Request: Repeat the material in full. Keep every line exactly as it is.

Input records:
## begin

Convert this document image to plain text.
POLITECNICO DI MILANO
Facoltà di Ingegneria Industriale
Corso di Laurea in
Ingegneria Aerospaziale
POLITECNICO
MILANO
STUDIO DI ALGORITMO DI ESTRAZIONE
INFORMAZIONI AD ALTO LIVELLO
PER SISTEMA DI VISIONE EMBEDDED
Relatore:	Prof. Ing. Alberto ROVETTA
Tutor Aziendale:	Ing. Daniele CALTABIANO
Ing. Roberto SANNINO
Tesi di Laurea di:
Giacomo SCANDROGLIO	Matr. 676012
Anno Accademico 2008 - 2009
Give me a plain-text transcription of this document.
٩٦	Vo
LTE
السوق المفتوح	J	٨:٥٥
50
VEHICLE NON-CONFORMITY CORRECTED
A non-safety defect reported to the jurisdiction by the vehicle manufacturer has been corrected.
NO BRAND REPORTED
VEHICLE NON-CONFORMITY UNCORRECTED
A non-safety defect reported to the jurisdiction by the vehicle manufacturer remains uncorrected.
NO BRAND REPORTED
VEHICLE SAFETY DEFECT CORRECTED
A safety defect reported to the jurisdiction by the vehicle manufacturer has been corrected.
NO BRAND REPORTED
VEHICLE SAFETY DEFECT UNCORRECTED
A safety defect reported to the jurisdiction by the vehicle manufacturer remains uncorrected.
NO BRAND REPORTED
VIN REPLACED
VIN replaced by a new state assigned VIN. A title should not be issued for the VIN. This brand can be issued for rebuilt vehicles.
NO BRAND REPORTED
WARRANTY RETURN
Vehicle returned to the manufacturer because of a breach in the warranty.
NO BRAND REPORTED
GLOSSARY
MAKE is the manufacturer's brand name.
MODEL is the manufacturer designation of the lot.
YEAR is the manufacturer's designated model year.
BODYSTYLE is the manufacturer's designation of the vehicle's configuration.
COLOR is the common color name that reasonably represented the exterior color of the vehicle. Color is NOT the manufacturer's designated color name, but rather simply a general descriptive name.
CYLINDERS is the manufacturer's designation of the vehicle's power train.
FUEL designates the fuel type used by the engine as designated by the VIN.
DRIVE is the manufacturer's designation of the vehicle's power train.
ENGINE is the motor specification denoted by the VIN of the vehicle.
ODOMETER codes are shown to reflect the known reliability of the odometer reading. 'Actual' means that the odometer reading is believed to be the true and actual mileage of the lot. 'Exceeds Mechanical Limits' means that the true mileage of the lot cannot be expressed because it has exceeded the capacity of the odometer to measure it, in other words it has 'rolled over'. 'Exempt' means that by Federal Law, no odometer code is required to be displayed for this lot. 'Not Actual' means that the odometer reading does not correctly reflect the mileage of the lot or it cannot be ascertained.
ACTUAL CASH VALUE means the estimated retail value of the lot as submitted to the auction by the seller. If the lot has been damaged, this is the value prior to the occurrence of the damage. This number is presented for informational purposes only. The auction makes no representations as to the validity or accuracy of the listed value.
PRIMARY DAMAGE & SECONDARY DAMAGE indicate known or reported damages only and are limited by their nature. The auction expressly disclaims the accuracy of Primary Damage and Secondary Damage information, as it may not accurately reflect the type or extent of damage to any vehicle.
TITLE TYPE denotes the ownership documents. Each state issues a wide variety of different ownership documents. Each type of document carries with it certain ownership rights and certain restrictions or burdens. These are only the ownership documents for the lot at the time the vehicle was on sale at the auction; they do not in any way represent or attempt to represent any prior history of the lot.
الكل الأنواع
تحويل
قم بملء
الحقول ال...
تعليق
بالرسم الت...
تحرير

## end

Exercise output:
Convert this document image to plain text.
POLITECNICO DI MILANO
Facoltà di Ingegneria Industriale
Corso di Laurea in
Ingegneria Aerospaziale
POLITECNICO
MILANO
STUDIO DI ALGORITMO DI ESTRAZIONE
INFORMAZIONI AD ALTO LIVELLO
PER SISTEMA DI VISIONE EMBEDDED
Relatore:	Prof. Ing. Alberto ROVETTA
Tutor Aziendale:	Ing. Daniele CALTABIANO
Ing. Roberto SANNINO
Tesi di Laurea di:
Giacomo SCANDROGLIO	Matr. 676012
Anno Accademico 2008 - 2009
Give me a plain-text transcription of this document.
٩٦	Vo
LTE
السوق المفتوح	J	٨:٥٥
50
VEHICLE NON-CONFORMITY CORRECTED
A non-safety defect reported to the jurisdiction by the vehicle manufacturer has been corrected.
NO BRAND REPORTED
VEHICLE NON-CONFORMITY UNCORRECTED
A non-safety defect reported to the jurisdiction by the vehicle manufacturer remains uncorrected.
NO BRAND REPORTED
VEHICLE SAFETY DEFECT CORRECTED
A safety defect reported to the jurisdiction by the vehicle manufacturer has been corrected.
NO BRAND REPORTED
VEHICLE SAFETY DEFECT UNCORRECTED
A safety defect reported to the jurisdiction by the vehicle manufacturer remains uncorrected.
NO BRAND REPORTED
VIN REPLACED
VIN replaced by a new state assigned VIN. A title should not be issued for the VIN. This brand can be issued for rebuilt vehicles.
NO BRAND REPORTED
WARRANTY RETURN
Vehicle returned to the manufacturer because of a breach in the warranty.
NO BRAND REPORTED
GLOSSARY
MAKE is the manufacturer's brand name.
MODEL is the manufacturer designation of the lot.
YEAR is the manufacturer's designated model year.
BODYSTYLE is the manufacturer's designation of the vehicle's configuration.
COLOR is the common color name that reasonably represented the exterior color of the vehicle. Color is NOT the manufacturer's designated color name, but rather simply a general descriptive name.
CYLINDERS is the manufacturer's designation of the vehicle's power train.
FUEL designates the fuel type used by the engine as designated by the VIN.
DRIVE is the manufacturer's designation of the vehicle's power train.
ENGINE is the motor specification denoted by the VIN of the vehicle.
ODOMETER codes are shown to reflect the known reliability of the odometer reading. 'Actual' means that the odometer reading is believed to be the true and actual mileage of the lot. 'Exceeds Mechanical Limits' means that the true mileage of the lot cannot be expressed because it has exceeded the capacity of the odometer to measure it, in other words it has 'rolled over'. 'Exempt' means that by Federal Law, no odometer code is required to be displayed for this lot. 'Not Actual' means that the odometer reading does not correctly reflect the mileage of the lot or it cannot be ascertained.
ACTUAL CASH VALUE means the estimated retail value of the lot as submitted to the auction by the seller. If the lot has been damaged, this is the value prior to the occurrence of the damage. This number is presented for informational purposes only. The auction makes no representations as to the validity or accuracy of the listed value.
PRIMARY DAMAGE & SECONDARY DAMAGE indicate known or reported damages only and are limited by their nature. The auction expressly disclaims the accuracy of Primary Damage and Secondary Damage information, as it may not accurately reflect the type or extent of damage to any vehicle.
TITLE TYPE denotes the ownership documents. Each state issues a wide variety of different ownership documents. Each type of document carries with it certain ownership rights and certain restrictions or burdens. These are only the ownership documents for the lot at the time the vehicle was on sale at the auction; they do not in any way represent or attempt to represent any prior history of the lot.
الكل الأنواع
تحويل
قم بملء
الحقول ال...
تعليق
بالرسم الت...
تحرير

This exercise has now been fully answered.